● **Input rows**
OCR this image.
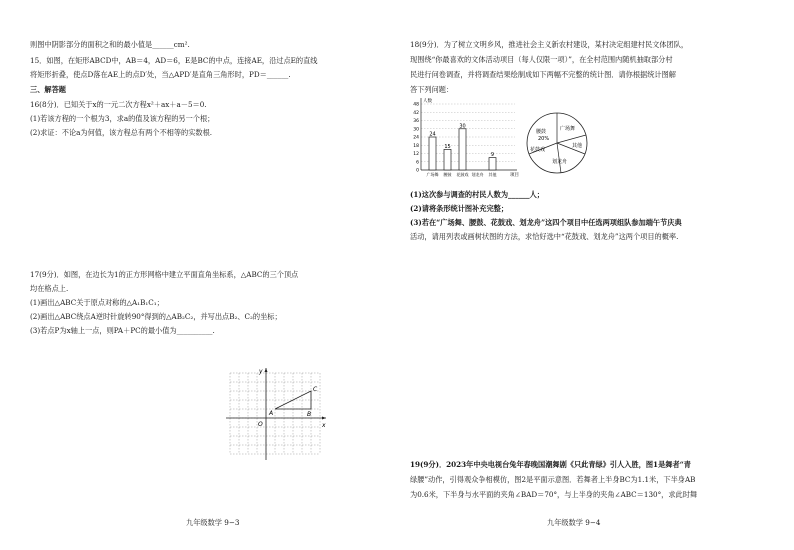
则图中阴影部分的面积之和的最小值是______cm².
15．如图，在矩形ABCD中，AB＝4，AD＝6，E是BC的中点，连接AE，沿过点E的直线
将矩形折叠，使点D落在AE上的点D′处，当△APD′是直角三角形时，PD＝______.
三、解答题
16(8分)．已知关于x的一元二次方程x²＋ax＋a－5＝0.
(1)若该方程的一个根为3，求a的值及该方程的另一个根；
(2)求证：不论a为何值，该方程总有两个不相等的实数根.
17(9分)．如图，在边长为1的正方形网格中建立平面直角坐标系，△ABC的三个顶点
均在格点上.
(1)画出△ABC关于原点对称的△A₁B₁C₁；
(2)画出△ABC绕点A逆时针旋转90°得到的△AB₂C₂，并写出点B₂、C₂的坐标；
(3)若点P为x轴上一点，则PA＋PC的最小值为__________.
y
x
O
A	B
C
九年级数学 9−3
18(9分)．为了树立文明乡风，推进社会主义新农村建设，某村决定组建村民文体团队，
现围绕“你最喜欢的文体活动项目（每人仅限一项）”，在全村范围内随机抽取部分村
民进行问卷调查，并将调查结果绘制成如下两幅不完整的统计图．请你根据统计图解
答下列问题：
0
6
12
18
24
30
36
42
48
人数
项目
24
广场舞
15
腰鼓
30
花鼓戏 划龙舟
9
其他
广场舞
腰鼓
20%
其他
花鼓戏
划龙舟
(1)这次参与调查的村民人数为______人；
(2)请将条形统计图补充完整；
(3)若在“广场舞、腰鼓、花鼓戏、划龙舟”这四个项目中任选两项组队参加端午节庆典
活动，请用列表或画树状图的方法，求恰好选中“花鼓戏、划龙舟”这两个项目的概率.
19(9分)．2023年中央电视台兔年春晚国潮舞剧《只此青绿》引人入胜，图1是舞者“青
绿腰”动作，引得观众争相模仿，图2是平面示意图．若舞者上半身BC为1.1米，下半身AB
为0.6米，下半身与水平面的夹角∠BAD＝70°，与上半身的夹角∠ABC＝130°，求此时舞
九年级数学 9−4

● **What is expected**
Repeat every record above exactly, but leave out any pictures.

● **Solution to this problem**
OCR this image.
则图中阴影部分的面积之和的最小值是______cm².
15．如图，在矩形ABCD中，AB＝4，AD＝6，E是BC的中点，连接AE，沿过点E的直线
将矩形折叠，使点D落在AE上的点D′处，当△APD′是直角三角形时，PD＝______.
三、解答题
16(8分)．已知关于x的一元二次方程x²＋ax＋a－5＝0.
(1)若该方程的一个根为3，求a的值及该方程的另一个根；
(2)求证：不论a为何值，该方程总有两个不相等的实数根.
17(9分)．如图，在边长为1的正方形网格中建立平面直角坐标系，△ABC的三个顶点
均在格点上.
(1)画出△ABC关于原点对称的△A₁B₁C₁；
(2)画出△ABC绕点A逆时针旋转90°得到的△AB₂C₂，并写出点B₂、C₂的坐标；
(3)若点P为x轴上一点，则PA＋PC的最小值为__________.
y
x
O
A	B
C
九年级数学 9−3
18(9分)．为了树立文明乡风，推进社会主义新农村建设，某村决定组建村民文体团队，
现围绕“你最喜欢的文体活动项目（每人仅限一项）”，在全村范围内随机抽取部分村
民进行问卷调查，并将调查结果绘制成如下两幅不完整的统计图．请你根据统计图解
答下列问题：
0
6
12
18
24
30
36
42
48
人数
项目
24
广场舞
15
腰鼓
30
花鼓戏 划龙舟
9
其他
广场舞
腰鼓
20%
其他
花鼓戏
划龙舟
(1)这次参与调查的村民人数为______人；
(2)请将条形统计图补充完整；
(3)若在“广场舞、腰鼓、花鼓戏、划龙舟”这四个项目中任选两项组队参加端午节庆典
活动，请用列表或画树状图的方法，求恰好选中“花鼓戏、划龙舟”这两个项目的概率.
19(9分)．2023年中央电视台兔年春晚国潮舞剧《只此青绿》引人入胜，图1是舞者“青
绿腰”动作，引得观众争相模仿，图2是平面示意图．若舞者上半身BC为1.1米，下半身AB
为0.6米，下半身与水平面的夹角∠BAD＝70°，与上半身的夹角∠ABC＝130°，求此时舞
九年级数学 9−4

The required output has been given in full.